## [TASK OBJECTIVE]
Continue the case summary of In re Marriage of Fikejs past its last sentence.

## [DOCUMENT EXTRACT]
──────────
Summary
Case Summary: In re Marriage of Fikejs - A financial trader's assumption that a premarital agreement would shield $4 million in assets crumbled when his own forensic expert could trace only a quarter of his claimed separate property—after 24 years of depositing marital income into premarital accounts and providing evasive discovery responses that triggered court sanctions. The Illinois appellate court's affirmation in In re Marriage of Fikejs serves as a stark warning: without meticulous account segregation, explicit contract language addressing active income, and bulletproof documentation, even wealthy spouses with legal protections on paper will watch their separate property get reclassified as marital and divided.
The opposing counsel just handed you the blueprint to their own defeat. In In re Marriage of Fikejs, the Third District Appellate Court delivered a masterclass in what happens when high-net-worth spouses assume their premarital agreement will do the heavy lifting while they ignore basic discovery obligations and account hygiene. The result? A financial trader watched millions he claimed as separate property in divorce get reclassified as marital—and the appellate court affirmed every single finding against him.
──────────
(Element boundary records)
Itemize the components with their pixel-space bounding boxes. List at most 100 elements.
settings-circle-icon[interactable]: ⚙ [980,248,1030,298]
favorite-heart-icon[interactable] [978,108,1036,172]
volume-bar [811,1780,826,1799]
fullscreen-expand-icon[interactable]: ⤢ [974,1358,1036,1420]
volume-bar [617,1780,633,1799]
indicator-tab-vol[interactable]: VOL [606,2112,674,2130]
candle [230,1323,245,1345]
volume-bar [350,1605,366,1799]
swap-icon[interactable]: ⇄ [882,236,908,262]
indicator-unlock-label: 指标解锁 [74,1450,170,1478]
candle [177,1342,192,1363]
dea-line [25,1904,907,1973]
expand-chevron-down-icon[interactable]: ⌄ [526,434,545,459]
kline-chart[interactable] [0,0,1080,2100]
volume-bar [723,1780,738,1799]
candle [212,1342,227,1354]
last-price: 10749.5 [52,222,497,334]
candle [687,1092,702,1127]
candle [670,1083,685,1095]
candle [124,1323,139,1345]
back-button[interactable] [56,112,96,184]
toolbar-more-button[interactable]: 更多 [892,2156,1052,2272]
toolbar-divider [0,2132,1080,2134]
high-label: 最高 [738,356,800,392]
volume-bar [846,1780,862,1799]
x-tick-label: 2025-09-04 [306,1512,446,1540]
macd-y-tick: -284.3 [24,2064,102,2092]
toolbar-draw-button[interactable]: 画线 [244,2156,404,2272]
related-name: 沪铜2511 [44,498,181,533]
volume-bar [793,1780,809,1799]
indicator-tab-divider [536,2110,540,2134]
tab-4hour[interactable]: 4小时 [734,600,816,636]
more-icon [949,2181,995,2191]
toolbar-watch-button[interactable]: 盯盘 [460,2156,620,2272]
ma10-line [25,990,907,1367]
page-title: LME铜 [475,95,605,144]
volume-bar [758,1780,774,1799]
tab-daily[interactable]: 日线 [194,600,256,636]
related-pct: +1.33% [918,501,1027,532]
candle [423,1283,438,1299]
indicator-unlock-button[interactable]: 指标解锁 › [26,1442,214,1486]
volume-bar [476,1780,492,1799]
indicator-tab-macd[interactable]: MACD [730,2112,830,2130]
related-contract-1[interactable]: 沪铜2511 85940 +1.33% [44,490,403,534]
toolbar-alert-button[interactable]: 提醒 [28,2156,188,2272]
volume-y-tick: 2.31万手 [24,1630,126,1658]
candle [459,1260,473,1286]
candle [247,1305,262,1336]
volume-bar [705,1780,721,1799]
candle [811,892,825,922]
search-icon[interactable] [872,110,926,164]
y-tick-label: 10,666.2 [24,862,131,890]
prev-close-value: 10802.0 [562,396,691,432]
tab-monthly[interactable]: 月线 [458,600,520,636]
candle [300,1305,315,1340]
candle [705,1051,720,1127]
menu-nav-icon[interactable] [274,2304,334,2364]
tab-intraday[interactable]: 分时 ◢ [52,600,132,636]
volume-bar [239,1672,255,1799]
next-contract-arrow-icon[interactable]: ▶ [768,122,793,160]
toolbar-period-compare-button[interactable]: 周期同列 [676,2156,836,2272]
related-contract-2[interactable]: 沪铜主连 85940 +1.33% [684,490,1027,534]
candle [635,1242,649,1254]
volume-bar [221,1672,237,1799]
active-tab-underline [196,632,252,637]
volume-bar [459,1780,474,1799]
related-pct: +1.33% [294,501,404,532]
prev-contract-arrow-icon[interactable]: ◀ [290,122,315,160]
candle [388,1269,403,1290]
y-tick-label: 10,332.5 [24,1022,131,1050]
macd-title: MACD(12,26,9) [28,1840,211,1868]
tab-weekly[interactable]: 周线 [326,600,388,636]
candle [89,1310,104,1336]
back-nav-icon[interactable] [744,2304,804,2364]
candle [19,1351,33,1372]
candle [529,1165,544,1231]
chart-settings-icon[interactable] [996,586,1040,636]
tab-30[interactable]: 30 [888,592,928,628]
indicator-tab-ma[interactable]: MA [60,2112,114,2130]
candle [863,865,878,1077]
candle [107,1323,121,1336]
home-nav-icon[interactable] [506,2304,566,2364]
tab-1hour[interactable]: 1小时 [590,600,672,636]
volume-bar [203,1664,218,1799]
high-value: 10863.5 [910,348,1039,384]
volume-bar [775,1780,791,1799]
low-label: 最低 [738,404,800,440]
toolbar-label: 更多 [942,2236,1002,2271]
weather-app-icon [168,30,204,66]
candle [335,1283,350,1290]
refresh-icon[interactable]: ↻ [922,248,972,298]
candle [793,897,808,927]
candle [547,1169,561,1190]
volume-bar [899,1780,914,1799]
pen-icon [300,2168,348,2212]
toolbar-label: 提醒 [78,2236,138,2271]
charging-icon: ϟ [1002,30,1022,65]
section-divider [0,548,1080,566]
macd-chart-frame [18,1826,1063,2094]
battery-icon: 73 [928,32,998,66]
──────────
## [RESULT]
If you're holding significant premarital assets or advising clients who are, this Rule 23 order is required reading. Not because it creates new law—it doesn't—but because it demonstrates exactly how existing Illinois marital property law will be weaponized against sloppy asset management and discovery gamesmanship in divorce proceedings.
What You Need to Know About Protecting Premarital Assets in Illinois Divorce
David Fikejs entered his 1997 marriage as a self-employed financial trader with what he claimed was approximately $4 million in separate property. His wife Kimberly was a homemaker throughout the marriage. They had a premarital agreement that defined "separate property" to include premarital assets and their "earnings, proceeds of sale and appreciation."
On paper, this looks like solid asset protection in divorce. In practice, it was a catastrophic failure.
Here's what went wrong: David's forensic expert could only trace approximately $1,065,000 to premarital sources—roughly a quarter of what David claimed. The key Morgan Stanley account started with $178,000 at the time of marriage but saw $7.9 million flow through it during the 24-year marriage. Of that amount, $2.56 million came from sources that couldn't be identified at all.
When your own expert can't trace your own money during property division, you've already lost the narrative.
Illinois Law on Premarital Assets: The Basics
David's defense hinged on a critical argument: the premarital agreement's reference to "earnings" from separate property should include income generated through his personal trading efforts. The trial court disagreed. The appellate court affirmed.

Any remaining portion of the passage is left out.